Below are records. Copy every line with "seule" in it.

***** Provided records

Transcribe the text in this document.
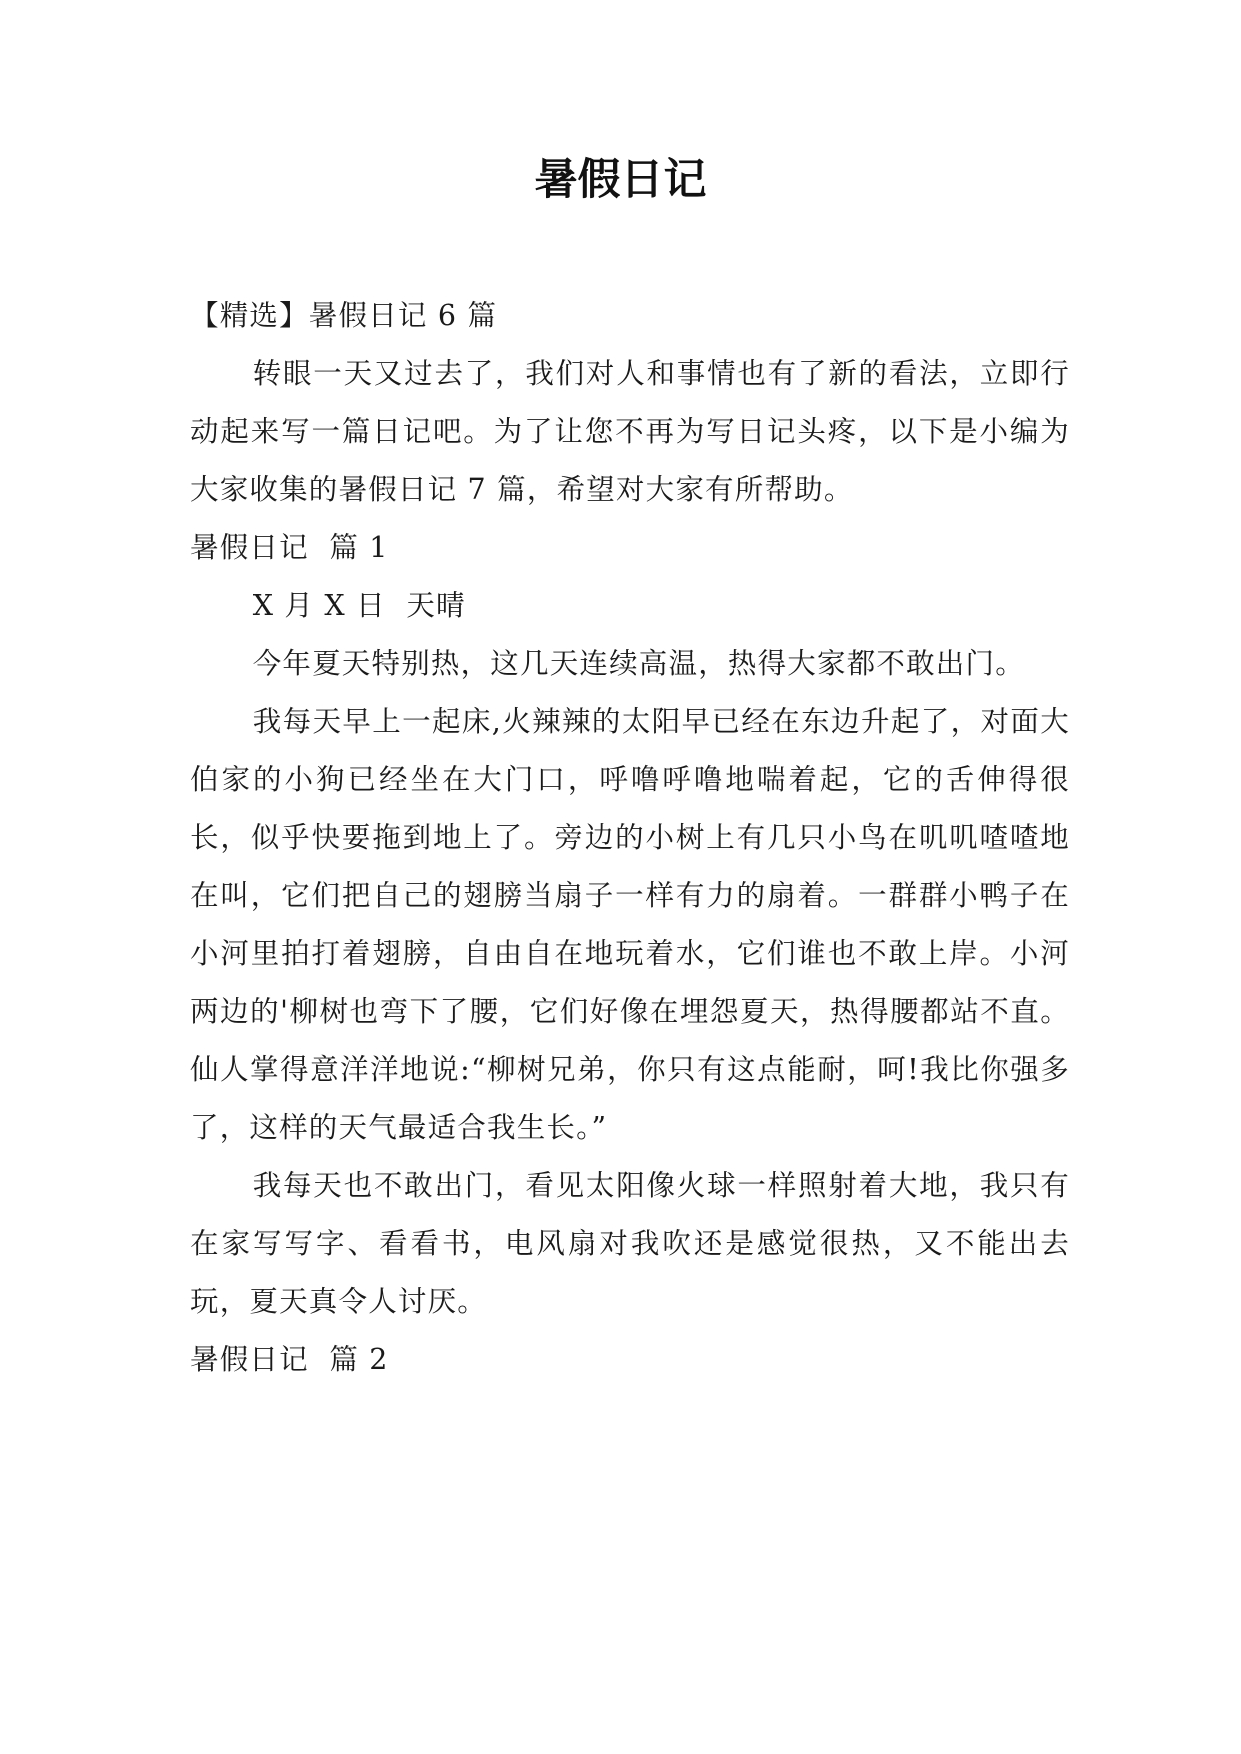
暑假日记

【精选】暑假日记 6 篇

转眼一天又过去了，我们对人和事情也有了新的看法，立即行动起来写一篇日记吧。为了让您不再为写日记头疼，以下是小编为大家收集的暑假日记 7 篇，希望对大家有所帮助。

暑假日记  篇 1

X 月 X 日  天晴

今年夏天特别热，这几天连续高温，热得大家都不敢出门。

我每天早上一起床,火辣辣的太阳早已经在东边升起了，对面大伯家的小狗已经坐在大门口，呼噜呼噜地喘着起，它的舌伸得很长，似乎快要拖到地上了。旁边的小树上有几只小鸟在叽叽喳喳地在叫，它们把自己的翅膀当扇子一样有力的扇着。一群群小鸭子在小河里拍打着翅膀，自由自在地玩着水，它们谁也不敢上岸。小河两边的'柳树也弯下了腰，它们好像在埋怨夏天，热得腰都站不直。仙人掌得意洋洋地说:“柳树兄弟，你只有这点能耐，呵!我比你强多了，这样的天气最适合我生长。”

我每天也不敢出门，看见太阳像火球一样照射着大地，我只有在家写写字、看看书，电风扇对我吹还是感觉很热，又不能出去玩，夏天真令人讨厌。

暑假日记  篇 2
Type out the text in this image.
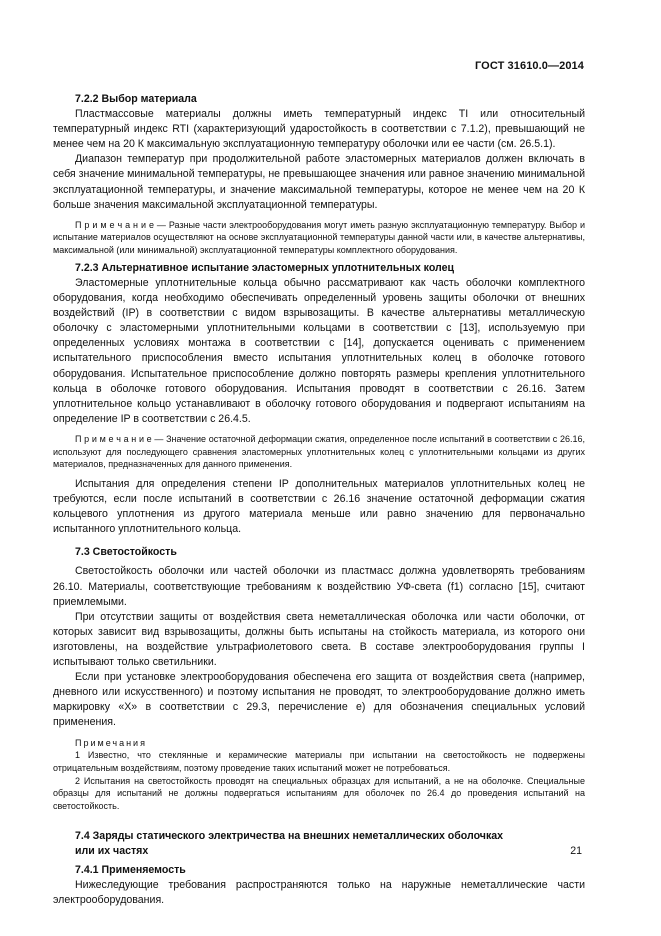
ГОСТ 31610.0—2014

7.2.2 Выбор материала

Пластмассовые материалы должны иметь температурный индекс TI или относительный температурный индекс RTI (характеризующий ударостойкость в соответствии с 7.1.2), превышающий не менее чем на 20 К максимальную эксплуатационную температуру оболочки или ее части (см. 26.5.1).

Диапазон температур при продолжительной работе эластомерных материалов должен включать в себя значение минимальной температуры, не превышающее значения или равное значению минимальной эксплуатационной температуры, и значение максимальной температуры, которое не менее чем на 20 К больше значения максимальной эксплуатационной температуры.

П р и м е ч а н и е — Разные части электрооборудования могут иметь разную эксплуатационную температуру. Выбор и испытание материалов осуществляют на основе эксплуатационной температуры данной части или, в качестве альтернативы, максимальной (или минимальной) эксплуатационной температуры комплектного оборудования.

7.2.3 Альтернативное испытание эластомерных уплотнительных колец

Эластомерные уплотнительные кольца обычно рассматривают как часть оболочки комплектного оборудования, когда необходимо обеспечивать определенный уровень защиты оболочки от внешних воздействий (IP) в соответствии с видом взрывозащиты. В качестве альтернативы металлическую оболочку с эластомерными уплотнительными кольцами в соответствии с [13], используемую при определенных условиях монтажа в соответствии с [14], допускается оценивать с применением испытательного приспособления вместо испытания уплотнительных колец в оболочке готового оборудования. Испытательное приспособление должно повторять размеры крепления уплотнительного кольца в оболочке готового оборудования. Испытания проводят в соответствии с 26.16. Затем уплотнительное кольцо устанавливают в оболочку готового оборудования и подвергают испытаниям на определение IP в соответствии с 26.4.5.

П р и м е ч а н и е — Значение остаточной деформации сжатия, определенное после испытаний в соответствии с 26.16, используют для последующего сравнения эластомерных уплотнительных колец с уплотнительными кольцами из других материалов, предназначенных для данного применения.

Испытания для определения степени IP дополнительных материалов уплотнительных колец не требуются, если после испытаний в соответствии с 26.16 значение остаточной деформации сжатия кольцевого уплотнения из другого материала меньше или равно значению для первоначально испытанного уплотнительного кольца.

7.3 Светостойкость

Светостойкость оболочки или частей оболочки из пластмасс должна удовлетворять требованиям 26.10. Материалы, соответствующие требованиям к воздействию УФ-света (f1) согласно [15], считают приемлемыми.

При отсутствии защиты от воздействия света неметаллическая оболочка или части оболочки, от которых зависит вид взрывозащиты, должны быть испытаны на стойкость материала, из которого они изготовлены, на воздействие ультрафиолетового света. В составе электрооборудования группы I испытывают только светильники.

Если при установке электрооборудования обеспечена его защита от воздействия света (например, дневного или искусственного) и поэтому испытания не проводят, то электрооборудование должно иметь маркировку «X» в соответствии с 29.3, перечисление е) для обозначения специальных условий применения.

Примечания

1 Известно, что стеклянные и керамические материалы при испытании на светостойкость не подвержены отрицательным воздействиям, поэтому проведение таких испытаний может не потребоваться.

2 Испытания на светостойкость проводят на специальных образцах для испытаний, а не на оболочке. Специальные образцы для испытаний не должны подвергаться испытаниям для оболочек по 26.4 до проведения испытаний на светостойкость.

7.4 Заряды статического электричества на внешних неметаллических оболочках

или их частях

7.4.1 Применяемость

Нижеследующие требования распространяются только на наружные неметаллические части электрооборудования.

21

**********
***** Provided records

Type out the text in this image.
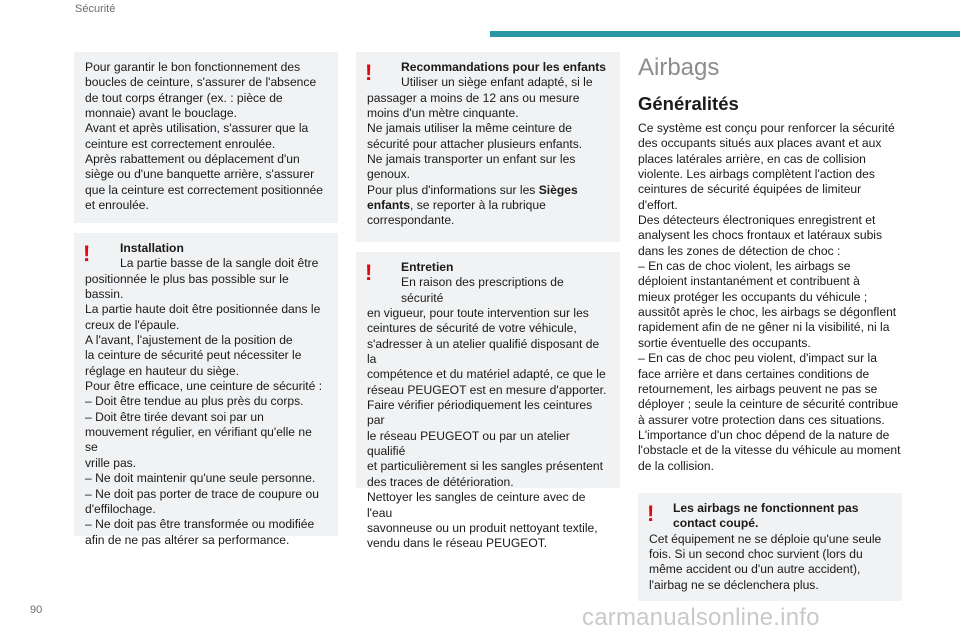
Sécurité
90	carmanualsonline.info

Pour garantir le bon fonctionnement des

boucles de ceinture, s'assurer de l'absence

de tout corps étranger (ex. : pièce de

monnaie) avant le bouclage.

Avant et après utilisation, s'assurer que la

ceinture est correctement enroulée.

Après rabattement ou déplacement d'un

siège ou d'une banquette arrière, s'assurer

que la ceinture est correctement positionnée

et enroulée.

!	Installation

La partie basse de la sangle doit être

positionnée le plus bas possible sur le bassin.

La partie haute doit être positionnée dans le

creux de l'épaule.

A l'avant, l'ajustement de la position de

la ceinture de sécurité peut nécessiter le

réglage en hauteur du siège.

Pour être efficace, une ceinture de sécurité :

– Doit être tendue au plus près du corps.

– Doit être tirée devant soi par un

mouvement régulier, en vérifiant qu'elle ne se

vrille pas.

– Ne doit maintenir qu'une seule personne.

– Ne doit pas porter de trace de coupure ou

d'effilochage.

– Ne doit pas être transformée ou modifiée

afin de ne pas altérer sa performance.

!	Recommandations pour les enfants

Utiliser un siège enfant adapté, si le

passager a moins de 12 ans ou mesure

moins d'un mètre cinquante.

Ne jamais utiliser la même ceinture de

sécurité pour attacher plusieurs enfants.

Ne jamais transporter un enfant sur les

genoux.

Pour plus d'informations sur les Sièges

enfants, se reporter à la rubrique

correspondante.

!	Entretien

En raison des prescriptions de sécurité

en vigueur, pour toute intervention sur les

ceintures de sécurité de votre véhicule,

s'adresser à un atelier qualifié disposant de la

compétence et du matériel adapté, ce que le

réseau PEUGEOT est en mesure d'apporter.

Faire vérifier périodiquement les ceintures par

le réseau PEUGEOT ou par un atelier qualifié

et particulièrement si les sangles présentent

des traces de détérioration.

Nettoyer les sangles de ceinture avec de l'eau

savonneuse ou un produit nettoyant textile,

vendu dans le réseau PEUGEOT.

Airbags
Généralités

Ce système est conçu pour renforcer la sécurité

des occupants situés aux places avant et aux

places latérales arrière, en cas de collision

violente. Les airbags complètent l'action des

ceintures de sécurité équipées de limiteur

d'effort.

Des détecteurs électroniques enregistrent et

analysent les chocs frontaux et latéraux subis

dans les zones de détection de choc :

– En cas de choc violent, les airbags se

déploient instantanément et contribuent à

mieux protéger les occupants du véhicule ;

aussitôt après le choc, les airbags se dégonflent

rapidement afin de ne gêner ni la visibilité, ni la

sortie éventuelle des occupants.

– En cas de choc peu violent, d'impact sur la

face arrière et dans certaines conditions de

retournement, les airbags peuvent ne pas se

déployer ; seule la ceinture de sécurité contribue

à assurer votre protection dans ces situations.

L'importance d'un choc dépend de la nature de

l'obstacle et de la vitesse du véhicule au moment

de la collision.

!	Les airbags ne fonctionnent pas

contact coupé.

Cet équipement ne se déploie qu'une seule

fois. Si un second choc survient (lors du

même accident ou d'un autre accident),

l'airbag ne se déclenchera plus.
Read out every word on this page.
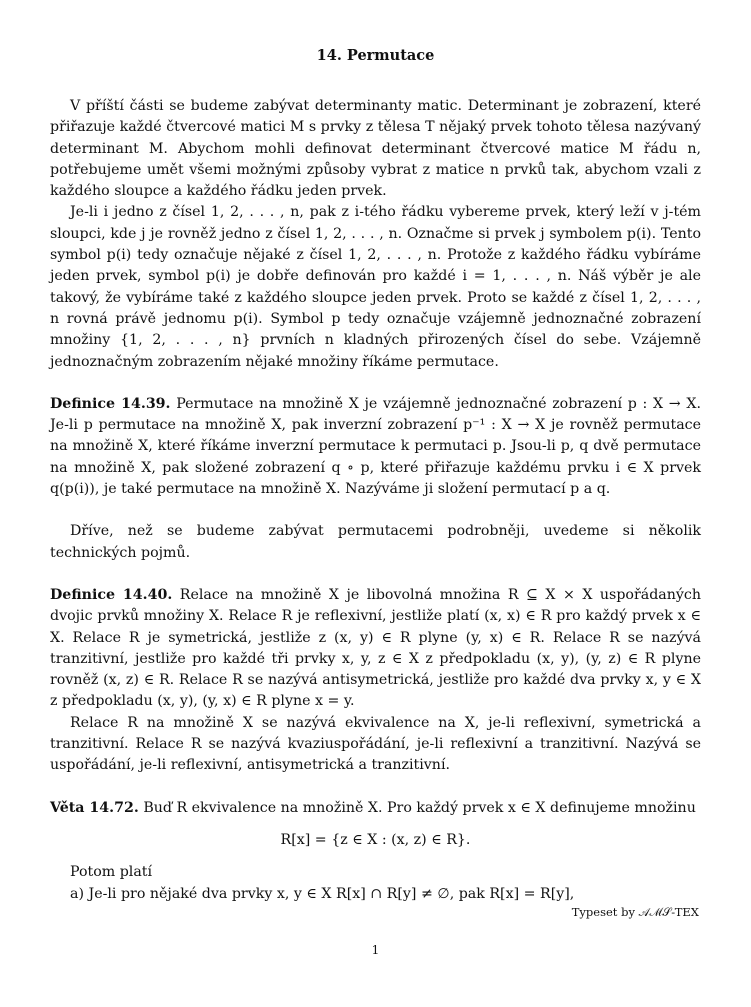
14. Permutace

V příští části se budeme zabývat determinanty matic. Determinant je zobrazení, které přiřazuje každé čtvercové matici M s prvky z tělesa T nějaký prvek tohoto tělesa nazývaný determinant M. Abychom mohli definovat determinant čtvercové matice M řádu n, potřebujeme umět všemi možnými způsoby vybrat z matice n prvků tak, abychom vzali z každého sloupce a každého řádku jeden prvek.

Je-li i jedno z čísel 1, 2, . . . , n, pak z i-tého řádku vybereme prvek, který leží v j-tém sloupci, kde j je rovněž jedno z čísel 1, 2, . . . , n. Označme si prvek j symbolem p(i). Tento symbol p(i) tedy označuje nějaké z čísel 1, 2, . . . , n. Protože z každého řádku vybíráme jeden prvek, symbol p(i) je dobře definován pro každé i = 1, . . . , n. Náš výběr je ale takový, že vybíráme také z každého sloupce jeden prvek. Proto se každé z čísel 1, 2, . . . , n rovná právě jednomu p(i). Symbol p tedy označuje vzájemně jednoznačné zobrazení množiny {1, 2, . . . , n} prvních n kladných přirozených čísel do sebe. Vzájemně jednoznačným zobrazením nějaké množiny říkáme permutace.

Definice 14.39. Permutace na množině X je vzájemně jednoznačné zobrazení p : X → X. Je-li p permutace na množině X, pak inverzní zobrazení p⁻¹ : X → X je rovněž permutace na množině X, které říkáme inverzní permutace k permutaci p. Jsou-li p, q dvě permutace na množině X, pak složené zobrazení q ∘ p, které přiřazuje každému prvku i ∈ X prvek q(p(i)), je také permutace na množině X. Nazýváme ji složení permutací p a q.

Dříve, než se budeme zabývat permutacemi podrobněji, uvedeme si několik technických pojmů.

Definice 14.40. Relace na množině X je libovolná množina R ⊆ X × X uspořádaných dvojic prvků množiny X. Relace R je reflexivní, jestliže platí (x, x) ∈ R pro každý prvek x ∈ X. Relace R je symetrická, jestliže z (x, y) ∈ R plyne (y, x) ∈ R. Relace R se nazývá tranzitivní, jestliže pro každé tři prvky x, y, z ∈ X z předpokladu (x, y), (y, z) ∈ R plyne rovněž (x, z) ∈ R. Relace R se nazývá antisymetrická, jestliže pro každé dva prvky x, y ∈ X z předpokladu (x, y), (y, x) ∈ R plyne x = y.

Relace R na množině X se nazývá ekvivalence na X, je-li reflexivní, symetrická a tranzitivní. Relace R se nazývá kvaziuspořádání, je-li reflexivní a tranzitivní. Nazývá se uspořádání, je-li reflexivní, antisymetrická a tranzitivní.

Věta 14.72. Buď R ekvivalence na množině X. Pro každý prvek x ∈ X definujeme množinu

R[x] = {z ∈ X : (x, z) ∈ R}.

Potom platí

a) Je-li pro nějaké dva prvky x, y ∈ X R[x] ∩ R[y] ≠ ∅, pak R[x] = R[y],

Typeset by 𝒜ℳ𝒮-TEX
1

**********
***** Provided records

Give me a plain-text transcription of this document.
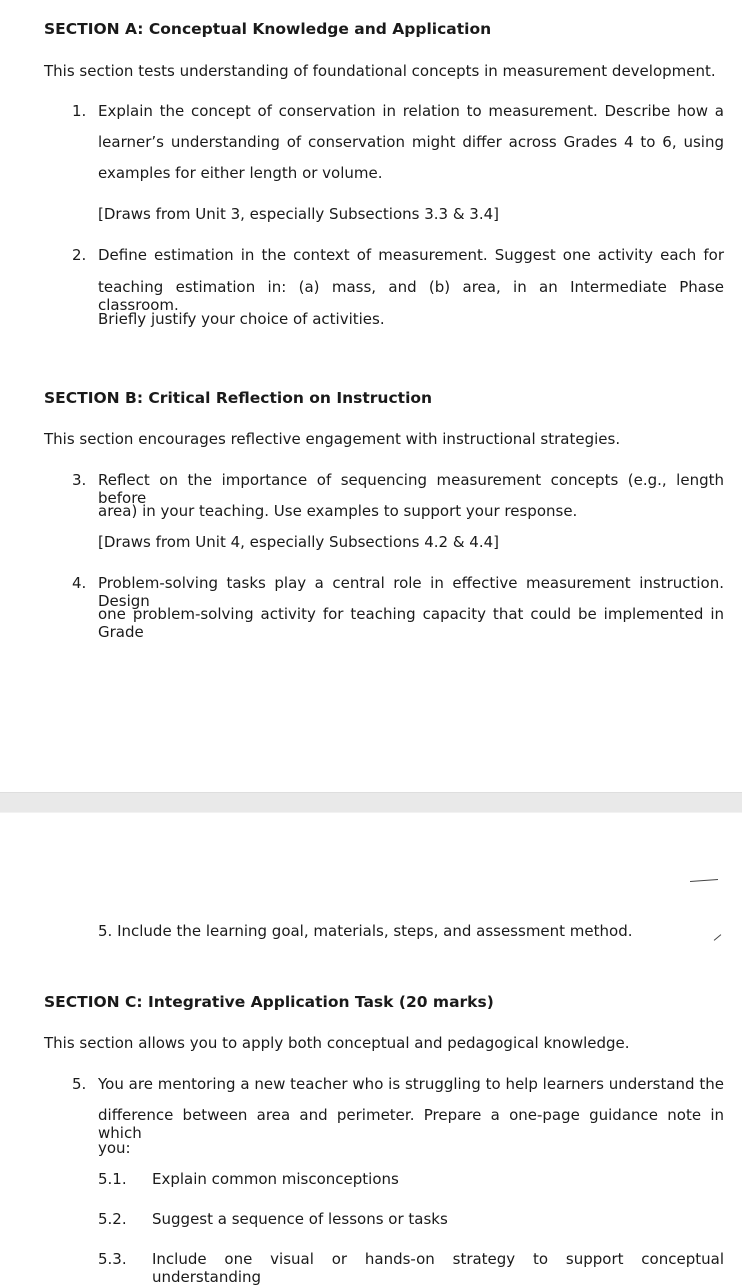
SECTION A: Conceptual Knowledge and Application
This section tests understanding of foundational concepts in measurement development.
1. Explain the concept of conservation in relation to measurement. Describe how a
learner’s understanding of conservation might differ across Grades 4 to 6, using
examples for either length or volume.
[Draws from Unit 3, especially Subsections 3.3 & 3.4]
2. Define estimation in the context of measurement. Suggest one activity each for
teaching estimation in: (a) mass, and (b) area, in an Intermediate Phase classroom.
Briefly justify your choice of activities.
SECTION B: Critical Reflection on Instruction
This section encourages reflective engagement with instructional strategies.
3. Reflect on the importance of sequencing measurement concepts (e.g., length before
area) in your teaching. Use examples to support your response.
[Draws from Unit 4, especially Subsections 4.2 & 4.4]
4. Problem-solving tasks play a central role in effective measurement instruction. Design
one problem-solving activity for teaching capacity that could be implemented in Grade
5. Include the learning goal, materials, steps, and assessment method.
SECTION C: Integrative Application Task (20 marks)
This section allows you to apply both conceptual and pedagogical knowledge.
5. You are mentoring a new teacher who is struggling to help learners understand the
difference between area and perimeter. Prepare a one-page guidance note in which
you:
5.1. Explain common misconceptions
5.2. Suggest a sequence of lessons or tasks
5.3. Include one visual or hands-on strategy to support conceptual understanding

**********

Correct output:
– Ne doit maintenir qu'une seule personne.
déployer ; seule la ceinture de sécurité contribue
Cet équipement ne se déploie qu'une seule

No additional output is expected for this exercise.